— begin —
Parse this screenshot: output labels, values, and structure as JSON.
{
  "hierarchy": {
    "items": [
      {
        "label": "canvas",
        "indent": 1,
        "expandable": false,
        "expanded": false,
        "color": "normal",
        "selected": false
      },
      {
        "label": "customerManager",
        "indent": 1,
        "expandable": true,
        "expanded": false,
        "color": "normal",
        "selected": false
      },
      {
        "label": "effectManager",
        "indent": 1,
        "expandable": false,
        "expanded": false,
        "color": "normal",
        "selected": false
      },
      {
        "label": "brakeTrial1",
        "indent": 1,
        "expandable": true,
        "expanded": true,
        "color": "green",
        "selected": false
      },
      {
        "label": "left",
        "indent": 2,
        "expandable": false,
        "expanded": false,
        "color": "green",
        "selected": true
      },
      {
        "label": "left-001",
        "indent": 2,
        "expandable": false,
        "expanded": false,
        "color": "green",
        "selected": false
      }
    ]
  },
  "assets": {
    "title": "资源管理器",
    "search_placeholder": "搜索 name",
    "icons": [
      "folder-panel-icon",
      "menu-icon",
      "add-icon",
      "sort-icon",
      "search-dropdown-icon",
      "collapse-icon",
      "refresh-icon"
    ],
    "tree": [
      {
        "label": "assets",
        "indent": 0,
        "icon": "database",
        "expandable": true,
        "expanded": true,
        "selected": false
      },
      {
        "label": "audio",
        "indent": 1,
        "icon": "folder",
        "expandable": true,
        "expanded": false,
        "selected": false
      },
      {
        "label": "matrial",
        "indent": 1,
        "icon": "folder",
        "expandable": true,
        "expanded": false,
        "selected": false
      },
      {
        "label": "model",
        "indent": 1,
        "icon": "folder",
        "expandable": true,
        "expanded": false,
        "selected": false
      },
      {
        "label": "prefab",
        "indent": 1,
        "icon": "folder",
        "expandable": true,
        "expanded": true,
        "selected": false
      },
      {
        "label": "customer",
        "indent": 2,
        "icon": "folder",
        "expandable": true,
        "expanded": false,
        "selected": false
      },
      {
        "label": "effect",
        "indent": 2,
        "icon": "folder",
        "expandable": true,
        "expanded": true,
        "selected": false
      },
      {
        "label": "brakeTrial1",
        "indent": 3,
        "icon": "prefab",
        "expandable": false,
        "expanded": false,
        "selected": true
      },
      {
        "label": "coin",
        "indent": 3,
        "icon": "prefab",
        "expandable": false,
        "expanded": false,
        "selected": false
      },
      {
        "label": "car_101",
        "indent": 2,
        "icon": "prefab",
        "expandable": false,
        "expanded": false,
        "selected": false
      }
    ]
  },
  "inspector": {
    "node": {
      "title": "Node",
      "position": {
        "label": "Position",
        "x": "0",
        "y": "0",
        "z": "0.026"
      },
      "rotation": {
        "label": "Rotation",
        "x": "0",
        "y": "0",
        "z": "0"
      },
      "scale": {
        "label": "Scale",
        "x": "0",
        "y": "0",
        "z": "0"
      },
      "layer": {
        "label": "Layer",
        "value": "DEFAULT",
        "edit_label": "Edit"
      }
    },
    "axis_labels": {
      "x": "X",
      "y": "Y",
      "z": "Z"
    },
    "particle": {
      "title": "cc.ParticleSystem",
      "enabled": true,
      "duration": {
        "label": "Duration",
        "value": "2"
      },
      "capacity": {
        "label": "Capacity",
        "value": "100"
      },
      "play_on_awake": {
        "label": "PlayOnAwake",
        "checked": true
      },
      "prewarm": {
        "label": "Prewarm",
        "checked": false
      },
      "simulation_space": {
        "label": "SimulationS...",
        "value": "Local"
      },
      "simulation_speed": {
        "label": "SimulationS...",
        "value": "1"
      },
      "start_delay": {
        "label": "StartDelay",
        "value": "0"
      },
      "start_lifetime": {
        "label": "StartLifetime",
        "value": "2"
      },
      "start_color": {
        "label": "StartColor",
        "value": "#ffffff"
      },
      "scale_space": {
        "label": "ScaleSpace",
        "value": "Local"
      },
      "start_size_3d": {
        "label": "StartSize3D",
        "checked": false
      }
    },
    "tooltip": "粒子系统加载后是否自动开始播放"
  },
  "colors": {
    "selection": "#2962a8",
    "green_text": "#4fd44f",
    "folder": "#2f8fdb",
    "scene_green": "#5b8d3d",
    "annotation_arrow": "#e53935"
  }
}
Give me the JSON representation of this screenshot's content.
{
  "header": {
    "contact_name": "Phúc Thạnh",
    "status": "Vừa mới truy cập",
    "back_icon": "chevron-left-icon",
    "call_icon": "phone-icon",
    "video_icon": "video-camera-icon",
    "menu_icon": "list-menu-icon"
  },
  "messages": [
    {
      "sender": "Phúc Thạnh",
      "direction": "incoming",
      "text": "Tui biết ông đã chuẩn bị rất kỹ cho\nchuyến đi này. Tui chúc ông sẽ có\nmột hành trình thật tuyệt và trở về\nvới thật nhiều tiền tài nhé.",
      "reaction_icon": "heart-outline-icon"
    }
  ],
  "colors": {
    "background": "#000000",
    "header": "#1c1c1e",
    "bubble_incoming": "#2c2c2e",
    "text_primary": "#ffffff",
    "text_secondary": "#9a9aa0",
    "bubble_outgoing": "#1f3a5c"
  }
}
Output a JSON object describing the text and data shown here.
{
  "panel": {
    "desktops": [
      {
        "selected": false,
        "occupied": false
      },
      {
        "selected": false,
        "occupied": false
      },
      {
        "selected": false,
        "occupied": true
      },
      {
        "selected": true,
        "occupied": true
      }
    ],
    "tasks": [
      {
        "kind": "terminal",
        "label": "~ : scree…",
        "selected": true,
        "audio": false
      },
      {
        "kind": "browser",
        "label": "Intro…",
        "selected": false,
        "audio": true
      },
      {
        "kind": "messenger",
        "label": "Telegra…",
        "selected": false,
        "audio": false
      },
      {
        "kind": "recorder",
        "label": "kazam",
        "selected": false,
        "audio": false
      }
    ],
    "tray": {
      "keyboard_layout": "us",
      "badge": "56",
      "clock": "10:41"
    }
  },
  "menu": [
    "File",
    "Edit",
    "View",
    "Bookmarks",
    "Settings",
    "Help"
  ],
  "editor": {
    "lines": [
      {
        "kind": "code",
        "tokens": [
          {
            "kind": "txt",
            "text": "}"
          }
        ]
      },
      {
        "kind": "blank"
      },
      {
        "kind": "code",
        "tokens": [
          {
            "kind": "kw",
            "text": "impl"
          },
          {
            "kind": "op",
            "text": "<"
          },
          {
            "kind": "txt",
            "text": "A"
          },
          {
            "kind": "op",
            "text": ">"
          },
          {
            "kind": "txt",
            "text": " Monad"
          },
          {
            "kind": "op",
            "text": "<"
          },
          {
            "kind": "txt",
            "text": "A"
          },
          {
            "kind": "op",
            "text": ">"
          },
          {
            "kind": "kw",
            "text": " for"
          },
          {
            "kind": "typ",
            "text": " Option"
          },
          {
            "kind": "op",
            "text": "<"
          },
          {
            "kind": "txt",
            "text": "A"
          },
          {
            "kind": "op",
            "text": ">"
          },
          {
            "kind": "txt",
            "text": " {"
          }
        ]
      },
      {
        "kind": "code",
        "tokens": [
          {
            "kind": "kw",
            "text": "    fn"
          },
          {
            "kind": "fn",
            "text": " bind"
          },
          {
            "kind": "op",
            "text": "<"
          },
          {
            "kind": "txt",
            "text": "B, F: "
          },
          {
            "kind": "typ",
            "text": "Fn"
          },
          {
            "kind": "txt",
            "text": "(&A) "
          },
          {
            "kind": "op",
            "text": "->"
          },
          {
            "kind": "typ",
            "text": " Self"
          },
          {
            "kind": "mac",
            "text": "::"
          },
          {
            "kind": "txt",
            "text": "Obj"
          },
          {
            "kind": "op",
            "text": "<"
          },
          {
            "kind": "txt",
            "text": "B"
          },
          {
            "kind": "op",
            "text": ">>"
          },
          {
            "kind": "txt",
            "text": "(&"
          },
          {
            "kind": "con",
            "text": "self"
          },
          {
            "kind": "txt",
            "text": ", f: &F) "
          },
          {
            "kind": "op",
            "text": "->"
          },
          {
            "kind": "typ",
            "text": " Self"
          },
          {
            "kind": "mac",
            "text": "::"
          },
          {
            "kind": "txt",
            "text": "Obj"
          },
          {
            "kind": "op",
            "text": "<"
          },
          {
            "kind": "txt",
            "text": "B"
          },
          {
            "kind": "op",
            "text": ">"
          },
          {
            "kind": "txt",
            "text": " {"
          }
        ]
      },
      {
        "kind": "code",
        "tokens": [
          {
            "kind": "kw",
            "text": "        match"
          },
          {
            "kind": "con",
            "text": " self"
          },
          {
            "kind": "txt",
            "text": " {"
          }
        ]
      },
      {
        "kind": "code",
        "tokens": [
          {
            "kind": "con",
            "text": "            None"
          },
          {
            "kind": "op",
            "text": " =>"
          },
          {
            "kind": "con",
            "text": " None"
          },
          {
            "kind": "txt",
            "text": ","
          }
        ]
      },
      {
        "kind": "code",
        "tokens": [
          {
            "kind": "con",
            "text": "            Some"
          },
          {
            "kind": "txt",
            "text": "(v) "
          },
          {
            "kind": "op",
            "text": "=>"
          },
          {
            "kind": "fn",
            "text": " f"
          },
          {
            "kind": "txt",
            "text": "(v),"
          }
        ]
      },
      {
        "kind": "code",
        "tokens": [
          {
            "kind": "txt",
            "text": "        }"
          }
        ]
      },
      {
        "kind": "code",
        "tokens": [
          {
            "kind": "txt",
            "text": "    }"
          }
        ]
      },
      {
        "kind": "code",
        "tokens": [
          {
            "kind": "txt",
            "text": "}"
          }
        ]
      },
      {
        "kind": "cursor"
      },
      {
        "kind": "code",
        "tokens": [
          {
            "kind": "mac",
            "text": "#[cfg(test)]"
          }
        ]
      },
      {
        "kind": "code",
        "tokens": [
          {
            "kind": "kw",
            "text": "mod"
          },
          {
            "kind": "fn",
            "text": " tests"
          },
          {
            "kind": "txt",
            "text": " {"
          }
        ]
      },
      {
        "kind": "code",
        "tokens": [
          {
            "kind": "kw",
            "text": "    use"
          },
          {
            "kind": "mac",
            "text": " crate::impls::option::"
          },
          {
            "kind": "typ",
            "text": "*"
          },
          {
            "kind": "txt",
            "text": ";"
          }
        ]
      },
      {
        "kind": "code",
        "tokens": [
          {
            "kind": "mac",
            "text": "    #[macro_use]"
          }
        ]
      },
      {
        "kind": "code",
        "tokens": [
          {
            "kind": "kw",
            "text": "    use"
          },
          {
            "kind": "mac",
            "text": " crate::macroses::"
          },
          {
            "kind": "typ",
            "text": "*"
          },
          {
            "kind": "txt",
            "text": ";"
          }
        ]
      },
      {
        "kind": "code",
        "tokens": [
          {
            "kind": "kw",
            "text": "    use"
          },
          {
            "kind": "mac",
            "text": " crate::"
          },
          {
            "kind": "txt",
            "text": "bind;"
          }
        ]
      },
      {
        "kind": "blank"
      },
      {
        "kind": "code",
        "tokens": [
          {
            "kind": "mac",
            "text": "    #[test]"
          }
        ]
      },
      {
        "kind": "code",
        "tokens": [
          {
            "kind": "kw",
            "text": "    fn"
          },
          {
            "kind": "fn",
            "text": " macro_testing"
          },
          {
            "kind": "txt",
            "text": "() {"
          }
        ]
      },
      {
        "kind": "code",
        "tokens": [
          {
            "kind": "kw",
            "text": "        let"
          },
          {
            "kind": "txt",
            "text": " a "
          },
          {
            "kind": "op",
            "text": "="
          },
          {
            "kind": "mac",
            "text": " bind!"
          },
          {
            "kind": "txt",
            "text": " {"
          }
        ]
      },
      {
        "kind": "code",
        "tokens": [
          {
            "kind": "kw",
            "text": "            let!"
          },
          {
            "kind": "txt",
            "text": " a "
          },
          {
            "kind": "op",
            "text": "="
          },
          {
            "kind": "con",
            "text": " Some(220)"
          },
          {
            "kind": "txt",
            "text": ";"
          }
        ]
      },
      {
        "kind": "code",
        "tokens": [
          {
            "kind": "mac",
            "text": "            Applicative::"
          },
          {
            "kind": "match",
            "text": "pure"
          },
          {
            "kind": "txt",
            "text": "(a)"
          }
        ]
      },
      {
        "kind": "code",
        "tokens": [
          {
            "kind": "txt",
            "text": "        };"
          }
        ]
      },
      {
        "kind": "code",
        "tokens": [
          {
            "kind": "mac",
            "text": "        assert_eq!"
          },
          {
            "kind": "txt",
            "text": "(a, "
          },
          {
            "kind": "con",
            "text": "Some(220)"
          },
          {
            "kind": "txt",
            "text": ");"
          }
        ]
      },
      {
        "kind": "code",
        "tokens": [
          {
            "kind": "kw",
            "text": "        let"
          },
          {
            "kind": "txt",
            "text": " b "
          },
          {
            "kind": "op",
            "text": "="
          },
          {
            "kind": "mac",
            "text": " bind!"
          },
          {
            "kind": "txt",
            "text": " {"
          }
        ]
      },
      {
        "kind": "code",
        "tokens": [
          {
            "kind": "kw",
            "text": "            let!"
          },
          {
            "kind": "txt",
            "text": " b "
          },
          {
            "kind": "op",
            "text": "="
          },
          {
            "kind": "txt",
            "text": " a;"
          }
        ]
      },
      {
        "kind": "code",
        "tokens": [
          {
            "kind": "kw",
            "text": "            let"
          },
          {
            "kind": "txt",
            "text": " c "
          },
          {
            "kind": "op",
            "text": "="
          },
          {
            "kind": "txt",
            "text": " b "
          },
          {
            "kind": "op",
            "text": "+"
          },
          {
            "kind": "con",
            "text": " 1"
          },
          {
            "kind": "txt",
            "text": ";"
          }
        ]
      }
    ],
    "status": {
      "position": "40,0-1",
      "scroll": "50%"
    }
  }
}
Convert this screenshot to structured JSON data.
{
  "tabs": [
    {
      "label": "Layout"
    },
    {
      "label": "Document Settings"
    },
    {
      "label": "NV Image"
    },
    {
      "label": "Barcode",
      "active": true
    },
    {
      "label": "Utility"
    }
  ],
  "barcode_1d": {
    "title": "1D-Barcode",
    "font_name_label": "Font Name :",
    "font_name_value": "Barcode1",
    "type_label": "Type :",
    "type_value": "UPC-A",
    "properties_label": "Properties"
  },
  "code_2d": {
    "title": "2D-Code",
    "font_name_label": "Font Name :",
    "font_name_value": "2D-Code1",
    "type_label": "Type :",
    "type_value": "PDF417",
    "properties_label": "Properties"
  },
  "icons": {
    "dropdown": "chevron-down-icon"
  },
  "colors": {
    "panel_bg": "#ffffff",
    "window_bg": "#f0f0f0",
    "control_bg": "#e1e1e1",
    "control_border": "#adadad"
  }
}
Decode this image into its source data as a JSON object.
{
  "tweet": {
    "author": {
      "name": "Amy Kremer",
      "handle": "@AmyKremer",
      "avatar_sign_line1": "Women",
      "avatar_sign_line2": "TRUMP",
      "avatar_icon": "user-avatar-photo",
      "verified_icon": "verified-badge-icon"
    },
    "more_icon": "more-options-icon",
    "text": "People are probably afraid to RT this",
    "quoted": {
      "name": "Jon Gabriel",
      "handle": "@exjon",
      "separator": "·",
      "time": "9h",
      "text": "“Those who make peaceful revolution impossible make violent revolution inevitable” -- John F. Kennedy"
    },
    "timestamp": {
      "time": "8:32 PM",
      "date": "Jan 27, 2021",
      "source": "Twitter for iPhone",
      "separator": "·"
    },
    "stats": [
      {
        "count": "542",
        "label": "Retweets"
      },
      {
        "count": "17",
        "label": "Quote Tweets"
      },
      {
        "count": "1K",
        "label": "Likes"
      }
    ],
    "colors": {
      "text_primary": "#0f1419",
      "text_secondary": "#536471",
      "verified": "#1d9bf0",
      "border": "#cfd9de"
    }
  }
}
— end —
GIVEN TASK> The answer consists only of the lines from the one containing "Decode this image" to the end of the records, each written out exactly.

EXERCISE RESPONSE>
Decode this image into its source data as a JSON object.
{
  "tweet": {
    "author": {
      "name": "Amy Kremer",
      "handle": "@AmyKremer",
      "avatar_sign_line1": "Women",
      "avatar_sign_line2": "TRUMP",
      "avatar_icon": "user-avatar-photo",
      "verified_icon": "verified-badge-icon"
    },
    "more_icon": "more-options-icon",
    "text": "People are probably afraid to RT this",
    "quoted": {
      "name": "Jon Gabriel",
      "handle": "@exjon",
      "separator": "·",
      "time": "9h",
      "text": "“Those who make peaceful revolution impossible make violent revolution inevitable” -- John F. Kennedy"
    },
    "timestamp": {
      "time": "8:32 PM",
      "date": "Jan 27, 2021",
      "source": "Twitter for iPhone",
      "separator": "·"
    },
    "stats": [
      {
        "count": "542",
        "label": "Retweets"
      },
      {
        "count": "17",
        "label": "Quote Tweets"
      },
      {
        "count": "1K",
        "label": "Likes"
      }
    ],
    "colors": {
      "text_primary": "#0f1419",
      "text_secondary": "#536471",
      "verified": "#1d9bf0",
      "border": "#cfd9de"
    }
  }
}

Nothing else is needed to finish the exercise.